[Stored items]
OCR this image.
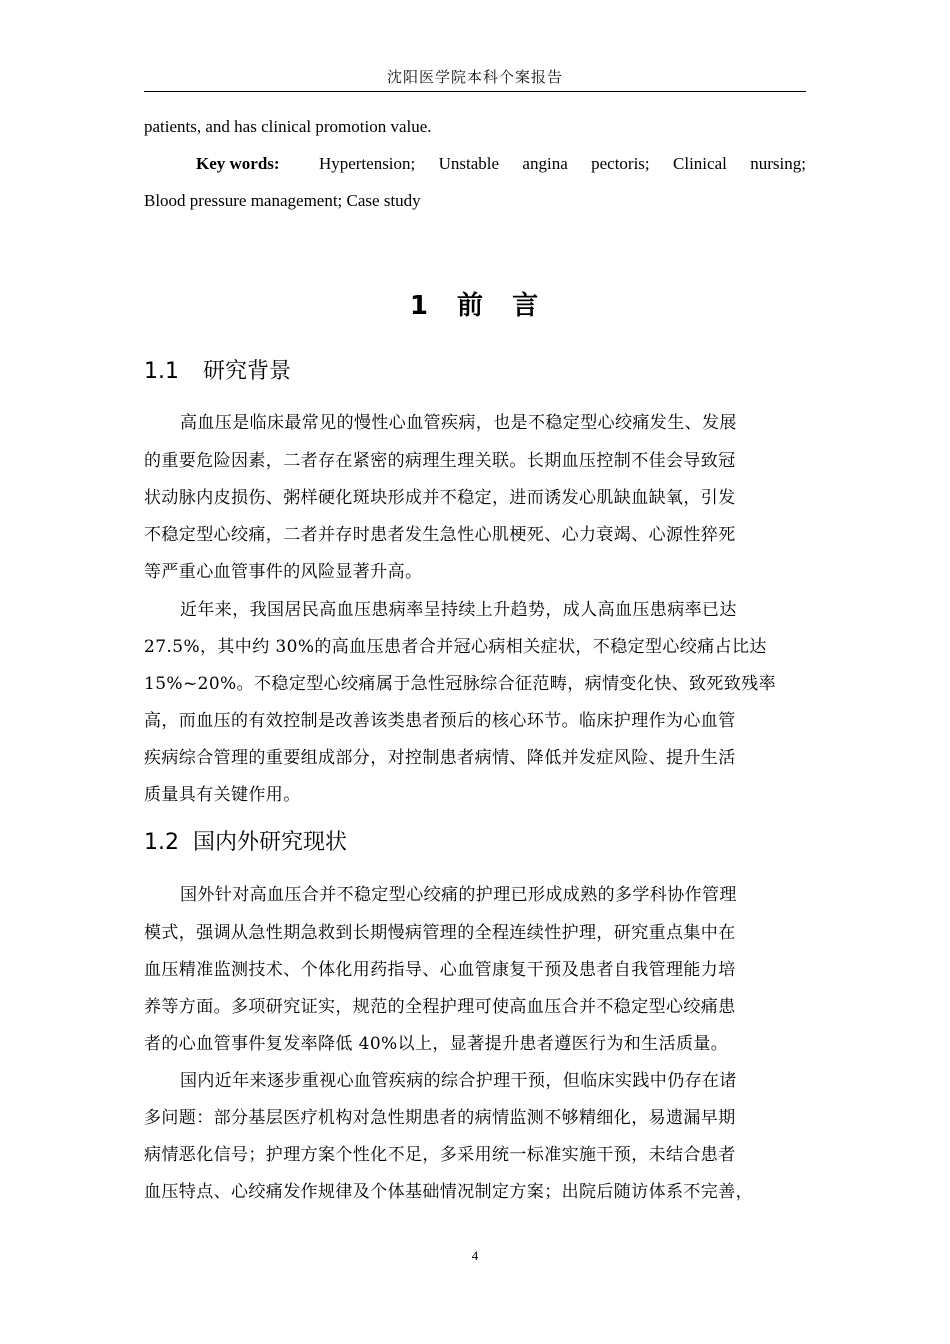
沈阳医学院本科个案报告
patients, and has clinical promotion value.
Key words: Hypertension; Unstable angina pectoris; Clinical nursing;
Blood pressure management; Case study
1 前 言
1.1 研究背景
高血压是临床最常见的慢性心血管疾病，也是不稳定型心绞痛发生、发展
的重要危险因素，二者存在紧密的病理生理关联。长期血压控制不佳会导致冠
状动脉内皮损伤、粥样硬化斑块形成并不稳定，进而诱发心肌缺血缺氧，引发
不稳定型心绞痛，二者并存时患者发生急性心肌梗死、心力衰竭、心源性猝死
等严重心血管事件的风险显著升高。
近年来，我国居民高血压患病率呈持续上升趋势，成人高血压患病率已达
27.5%，其中约 30%的高血压患者合并冠心病相关症状，不稳定型心绞痛占比达
15%~20%。不稳定型心绞痛属于急性冠脉综合征范畴，病情变化快、致死致残率
高，而血压的有效控制是改善该类患者预后的核心环节。临床护理作为心血管
疾病综合管理的重要组成部分，对控制患者病情、降低并发症风险、提升生活
质量具有关键作用。
1.2 国内外研究现状
国外针对高血压合并不稳定型心绞痛的护理已形成成熟的多学科协作管理
模式，强调从急性期急救到长期慢病管理的全程连续性护理，研究重点集中在
血压精准监测技术、个体化用药指导、心血管康复干预及患者自我管理能力培
养等方面。多项研究证实，规范的全程护理可使高血压合并不稳定型心绞痛患
者的心血管事件复发率降低 40%以上，显著提升患者遵医行为和生活质量。
国内近年来逐步重视心血管疾病的综合护理干预，但临床实践中仍存在诸
多问题：部分基层医疗机构对急性期患者的病情监测不够精细化，易遗漏早期
病情恶化信号；护理方案个性化不足，多采用统一标准实施干预，未结合患者
血压特点、心绞痛发作规律及个体基础情况制定方案；出院后随访体系不完善，
4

• [WHAT THIS TASK INVOLVES]:
Transcribe all the data word for word; the images stay out.

• [EXERCISE RESULT]:
OCR this image.
沈阳医学院本科个案报告
patients, and has clinical promotion value.
Key words: Hypertension; Unstable angina pectoris; Clinical nursing;
Blood pressure management; Case study
1 前 言
1.1 研究背景
高血压是临床最常见的慢性心血管疾病，也是不稳定型心绞痛发生、发展
的重要危险因素，二者存在紧密的病理生理关联。长期血压控制不佳会导致冠
状动脉内皮损伤、粥样硬化斑块形成并不稳定，进而诱发心肌缺血缺氧，引发
不稳定型心绞痛，二者并存时患者发生急性心肌梗死、心力衰竭、心源性猝死
等严重心血管事件的风险显著升高。
近年来，我国居民高血压患病率呈持续上升趋势，成人高血压患病率已达
27.5%，其中约 30%的高血压患者合并冠心病相关症状，不稳定型心绞痛占比达
15%~20%。不稳定型心绞痛属于急性冠脉综合征范畴，病情变化快、致死致残率
高，而血压的有效控制是改善该类患者预后的核心环节。临床护理作为心血管
疾病综合管理的重要组成部分，对控制患者病情、降低并发症风险、提升生活
质量具有关键作用。
1.2 国内外研究现状
国外针对高血压合并不稳定型心绞痛的护理已形成成熟的多学科协作管理
模式，强调从急性期急救到长期慢病管理的全程连续性护理，研究重点集中在
血压精准监测技术、个体化用药指导、心血管康复干预及患者自我管理能力培
养等方面。多项研究证实，规范的全程护理可使高血压合并不稳定型心绞痛患
者的心血管事件复发率降低 40%以上，显著提升患者遵医行为和生活质量。
国内近年来逐步重视心血管疾病的综合护理干预，但临床实践中仍存在诸
多问题：部分基层医疗机构对急性期患者的病情监测不够精细化，易遗漏早期
病情恶化信号；护理方案个性化不足，多采用统一标准实施干预，未结合患者
血压特点、心绞痛发作规律及个体基础情况制定方案；出院后随访体系不完善，
4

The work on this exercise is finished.